> Records for processing:

***

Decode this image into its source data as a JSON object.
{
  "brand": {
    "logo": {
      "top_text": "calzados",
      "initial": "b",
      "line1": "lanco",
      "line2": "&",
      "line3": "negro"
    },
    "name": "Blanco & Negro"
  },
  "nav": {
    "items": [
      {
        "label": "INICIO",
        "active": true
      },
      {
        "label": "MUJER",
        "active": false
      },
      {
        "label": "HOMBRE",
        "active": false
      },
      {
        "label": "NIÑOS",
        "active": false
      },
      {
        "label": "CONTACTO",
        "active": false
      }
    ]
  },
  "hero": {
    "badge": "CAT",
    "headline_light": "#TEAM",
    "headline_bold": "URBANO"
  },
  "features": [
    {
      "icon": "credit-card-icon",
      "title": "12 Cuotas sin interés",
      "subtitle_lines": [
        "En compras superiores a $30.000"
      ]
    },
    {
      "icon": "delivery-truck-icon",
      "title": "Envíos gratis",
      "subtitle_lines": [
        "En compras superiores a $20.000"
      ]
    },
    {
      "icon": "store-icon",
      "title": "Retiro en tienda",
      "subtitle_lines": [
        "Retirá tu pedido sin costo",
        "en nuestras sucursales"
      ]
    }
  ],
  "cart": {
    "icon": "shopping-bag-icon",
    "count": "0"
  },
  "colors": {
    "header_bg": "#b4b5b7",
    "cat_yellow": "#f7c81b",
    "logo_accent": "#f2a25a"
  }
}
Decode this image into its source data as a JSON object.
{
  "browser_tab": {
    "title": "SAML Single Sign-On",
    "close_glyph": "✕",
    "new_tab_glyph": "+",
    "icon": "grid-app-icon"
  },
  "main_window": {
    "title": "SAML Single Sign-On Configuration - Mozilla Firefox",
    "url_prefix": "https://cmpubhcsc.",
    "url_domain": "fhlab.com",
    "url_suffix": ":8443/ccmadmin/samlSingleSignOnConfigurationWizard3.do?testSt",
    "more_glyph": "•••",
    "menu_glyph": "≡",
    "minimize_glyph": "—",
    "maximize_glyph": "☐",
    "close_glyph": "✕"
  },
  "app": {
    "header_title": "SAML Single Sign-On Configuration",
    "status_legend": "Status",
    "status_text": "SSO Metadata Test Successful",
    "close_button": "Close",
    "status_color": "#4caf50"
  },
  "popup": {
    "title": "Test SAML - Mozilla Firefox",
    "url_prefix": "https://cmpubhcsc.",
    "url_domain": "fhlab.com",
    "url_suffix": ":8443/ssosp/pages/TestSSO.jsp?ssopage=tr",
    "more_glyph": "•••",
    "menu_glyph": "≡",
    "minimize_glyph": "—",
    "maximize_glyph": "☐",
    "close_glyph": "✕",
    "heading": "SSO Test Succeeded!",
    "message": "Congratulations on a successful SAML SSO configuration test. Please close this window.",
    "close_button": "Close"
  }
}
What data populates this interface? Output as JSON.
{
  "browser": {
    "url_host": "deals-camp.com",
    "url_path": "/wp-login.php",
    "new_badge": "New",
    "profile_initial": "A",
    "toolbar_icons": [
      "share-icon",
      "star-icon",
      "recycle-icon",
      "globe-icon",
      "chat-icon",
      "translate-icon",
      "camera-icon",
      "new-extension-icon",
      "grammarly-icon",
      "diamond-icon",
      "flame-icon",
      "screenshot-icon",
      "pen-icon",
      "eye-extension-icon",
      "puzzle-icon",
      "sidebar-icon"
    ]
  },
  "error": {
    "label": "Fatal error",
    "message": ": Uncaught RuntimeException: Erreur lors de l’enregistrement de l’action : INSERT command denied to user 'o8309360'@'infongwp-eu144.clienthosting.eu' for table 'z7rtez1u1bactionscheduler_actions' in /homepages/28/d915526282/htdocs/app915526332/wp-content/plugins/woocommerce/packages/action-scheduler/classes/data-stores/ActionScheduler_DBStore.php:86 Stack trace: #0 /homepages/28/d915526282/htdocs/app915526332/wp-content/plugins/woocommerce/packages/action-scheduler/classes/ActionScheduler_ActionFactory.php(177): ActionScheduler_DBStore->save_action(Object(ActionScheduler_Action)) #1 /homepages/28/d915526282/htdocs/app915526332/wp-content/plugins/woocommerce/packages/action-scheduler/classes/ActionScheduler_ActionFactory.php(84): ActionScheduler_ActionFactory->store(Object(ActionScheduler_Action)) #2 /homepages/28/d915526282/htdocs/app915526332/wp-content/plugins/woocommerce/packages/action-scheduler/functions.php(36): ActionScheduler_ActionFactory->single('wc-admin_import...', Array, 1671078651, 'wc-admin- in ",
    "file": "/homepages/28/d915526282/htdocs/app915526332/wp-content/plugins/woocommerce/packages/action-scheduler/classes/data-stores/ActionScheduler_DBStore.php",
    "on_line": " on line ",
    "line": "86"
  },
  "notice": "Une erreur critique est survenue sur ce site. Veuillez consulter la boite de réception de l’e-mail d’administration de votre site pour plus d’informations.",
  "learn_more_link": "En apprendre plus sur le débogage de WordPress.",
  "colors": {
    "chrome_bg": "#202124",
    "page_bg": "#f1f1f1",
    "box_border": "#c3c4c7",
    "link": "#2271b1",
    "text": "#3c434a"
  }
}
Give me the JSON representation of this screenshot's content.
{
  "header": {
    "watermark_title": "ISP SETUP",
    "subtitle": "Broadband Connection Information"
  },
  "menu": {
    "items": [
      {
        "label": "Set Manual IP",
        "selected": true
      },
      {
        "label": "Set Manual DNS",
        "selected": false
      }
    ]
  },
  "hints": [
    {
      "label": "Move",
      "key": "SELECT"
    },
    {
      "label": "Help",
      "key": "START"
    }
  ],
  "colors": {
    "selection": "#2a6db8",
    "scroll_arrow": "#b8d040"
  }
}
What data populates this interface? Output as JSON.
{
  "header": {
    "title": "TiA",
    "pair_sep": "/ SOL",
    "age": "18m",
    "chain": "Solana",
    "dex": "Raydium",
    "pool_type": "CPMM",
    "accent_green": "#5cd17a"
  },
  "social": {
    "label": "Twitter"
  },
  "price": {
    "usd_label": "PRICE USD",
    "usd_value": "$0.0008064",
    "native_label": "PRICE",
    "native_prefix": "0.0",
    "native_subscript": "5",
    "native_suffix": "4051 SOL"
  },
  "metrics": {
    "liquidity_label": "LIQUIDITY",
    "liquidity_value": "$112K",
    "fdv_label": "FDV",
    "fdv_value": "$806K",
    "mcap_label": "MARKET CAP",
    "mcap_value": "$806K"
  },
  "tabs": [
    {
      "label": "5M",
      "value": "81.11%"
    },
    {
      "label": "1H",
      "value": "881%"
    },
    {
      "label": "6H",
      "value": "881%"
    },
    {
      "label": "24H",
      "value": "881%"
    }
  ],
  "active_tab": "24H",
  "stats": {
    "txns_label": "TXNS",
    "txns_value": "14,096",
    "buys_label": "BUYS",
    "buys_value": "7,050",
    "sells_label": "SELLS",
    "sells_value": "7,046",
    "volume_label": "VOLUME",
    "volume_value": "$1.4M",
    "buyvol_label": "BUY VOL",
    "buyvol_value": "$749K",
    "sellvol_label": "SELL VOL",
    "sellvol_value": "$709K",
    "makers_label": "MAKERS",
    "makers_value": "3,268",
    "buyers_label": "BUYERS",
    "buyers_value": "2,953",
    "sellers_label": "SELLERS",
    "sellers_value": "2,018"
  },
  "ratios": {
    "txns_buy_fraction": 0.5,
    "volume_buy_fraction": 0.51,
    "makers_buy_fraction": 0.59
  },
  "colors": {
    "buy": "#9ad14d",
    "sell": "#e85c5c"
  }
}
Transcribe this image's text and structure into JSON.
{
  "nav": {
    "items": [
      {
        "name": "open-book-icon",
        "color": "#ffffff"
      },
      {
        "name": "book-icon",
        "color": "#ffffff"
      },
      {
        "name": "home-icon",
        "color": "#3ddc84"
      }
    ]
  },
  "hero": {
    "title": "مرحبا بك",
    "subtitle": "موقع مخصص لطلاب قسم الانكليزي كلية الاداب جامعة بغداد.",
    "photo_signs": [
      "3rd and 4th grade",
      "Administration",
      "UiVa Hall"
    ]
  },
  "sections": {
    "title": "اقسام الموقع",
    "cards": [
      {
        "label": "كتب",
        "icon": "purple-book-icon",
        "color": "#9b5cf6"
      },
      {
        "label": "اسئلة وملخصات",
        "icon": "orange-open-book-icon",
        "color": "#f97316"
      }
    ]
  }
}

***

> To do: Copy every line that includes the string "woocommerce" from the material above.

> Exercise result:
    "message": ": Uncaught RuntimeException: Erreur lors de l’enregistrement de l’action : INSERT command denied to user 'o8309360'@'infongwp-eu144.clienthosting.eu' for table 'z7rtez1u1bactionscheduler_actions' in /homepages/28/d915526282/htdocs/app915526332/wp-content/plugins/woocommerce/packages/action-scheduler/classes/data-stores/ActionScheduler_DBStore.php:86 Stack trace: #0 /homepages/28/d915526282/htdocs/app915526332/wp-content/plugins/woocommerce/packages/action-scheduler/classes/ActionScheduler_ActionFactory.php(177): ActionScheduler_DBStore->save_action(Object(ActionScheduler_Action)) #1 /homepages/28/d915526282/htdocs/app915526332/wp-content/plugins/woocommerce/packages/action-scheduler/classes/ActionScheduler_ActionFactory.php(84): ActionScheduler_ActionFactory->store(Object(ActionScheduler_Action)) #2 /homepages/28/d915526282/htdocs/app915526332/wp-content/plugins/woocommerce/packages/action-scheduler/functions.php(36): ActionScheduler_ActionFactory->single('wc-admin_import...', Array, 1671078651, 'wc-admin- in ",
    "file": "/homepages/28/d915526282/htdocs/app915526332/wp-content/plugins/woocommerce/packages/action-scheduler/classes/data-stores/ActionScheduler_DBStore.php",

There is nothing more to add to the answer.